::: Supplied data :::
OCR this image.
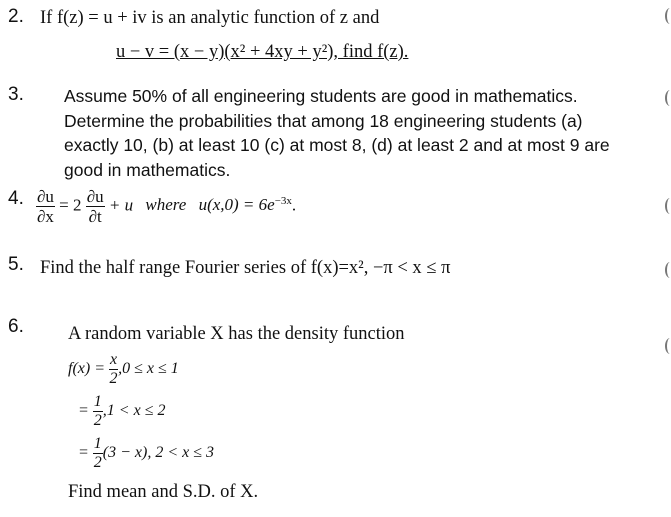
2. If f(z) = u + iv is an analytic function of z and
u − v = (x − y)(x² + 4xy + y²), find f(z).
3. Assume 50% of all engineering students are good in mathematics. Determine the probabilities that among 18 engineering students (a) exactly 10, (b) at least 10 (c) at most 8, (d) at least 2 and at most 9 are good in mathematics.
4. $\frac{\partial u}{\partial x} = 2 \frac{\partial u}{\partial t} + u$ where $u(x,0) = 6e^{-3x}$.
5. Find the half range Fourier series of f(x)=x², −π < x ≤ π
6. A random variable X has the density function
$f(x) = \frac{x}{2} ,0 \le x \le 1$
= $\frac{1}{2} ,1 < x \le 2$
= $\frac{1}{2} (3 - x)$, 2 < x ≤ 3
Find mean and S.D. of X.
:::
- [What needs to be done]:
Quote the records above in full, dropping each picture.

- [Expected output]:
OCR this image.
2. If f(z) = u + iv is an analytic function of z and
u − v = (x − y)(x² + 4xy + y²), find f(z).
3. Assume 50% of all engineering students are good in mathematics. Determine the probabilities that among 18 engineering students (a) exactly 10, (b) at least 10 (c) at most 8, (d) at least 2 and at most 9 are good in mathematics.
4. $\frac{\partial u}{\partial x} = 2 \frac{\partial u}{\partial t} + u$ where $u(x,0) = 6e^{-3x}$.
5. Find the half range Fourier series of f(x)=x², −π < x ≤ π
6. A random variable X has the density function
$f(x) = \frac{x}{2} ,0 \le x \le 1$
= $\frac{1}{2} ,1 < x \le 2$
= $\frac{1}{2} (3 - x)$, 2 < x ≤ 3
Find mean and S.D. of X.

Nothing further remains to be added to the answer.